### Given data

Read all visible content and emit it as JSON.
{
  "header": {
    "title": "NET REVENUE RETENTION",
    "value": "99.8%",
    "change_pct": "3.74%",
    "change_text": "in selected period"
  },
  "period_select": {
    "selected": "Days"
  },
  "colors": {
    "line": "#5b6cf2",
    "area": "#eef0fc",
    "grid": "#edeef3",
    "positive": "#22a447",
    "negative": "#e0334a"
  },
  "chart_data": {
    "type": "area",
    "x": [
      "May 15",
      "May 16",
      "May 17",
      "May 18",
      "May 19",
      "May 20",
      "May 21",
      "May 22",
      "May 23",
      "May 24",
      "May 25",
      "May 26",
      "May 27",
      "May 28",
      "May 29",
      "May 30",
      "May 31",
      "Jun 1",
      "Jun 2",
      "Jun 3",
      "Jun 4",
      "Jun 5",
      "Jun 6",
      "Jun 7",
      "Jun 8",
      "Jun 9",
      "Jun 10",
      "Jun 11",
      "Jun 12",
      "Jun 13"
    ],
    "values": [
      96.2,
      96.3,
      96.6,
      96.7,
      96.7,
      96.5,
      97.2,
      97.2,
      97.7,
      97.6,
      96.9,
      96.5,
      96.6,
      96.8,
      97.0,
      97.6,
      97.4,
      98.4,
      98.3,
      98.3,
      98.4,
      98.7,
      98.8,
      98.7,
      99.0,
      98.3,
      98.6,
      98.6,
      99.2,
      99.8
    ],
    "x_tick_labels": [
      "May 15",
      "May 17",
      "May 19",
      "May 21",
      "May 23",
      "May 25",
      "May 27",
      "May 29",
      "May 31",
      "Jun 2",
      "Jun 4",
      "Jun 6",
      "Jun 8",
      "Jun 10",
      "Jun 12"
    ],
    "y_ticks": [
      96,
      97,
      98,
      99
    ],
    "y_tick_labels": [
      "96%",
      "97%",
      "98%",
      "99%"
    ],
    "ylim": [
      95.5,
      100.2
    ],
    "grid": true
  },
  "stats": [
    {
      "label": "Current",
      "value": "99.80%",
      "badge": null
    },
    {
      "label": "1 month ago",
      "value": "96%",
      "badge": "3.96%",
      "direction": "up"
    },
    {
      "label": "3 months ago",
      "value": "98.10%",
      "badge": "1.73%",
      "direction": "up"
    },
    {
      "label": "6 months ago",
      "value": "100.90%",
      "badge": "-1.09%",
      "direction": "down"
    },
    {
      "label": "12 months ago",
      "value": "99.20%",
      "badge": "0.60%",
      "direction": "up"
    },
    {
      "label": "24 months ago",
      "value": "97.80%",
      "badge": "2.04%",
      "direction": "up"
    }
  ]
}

### Request
Where a line above contains the string "badge", copy that line.

### Written response
      "badge": null
      "badge": "3.96%",
      "badge": "1.73%",
      "badge": "-1.09%",
      "badge": "0.60%",
      "badge": "2.04%",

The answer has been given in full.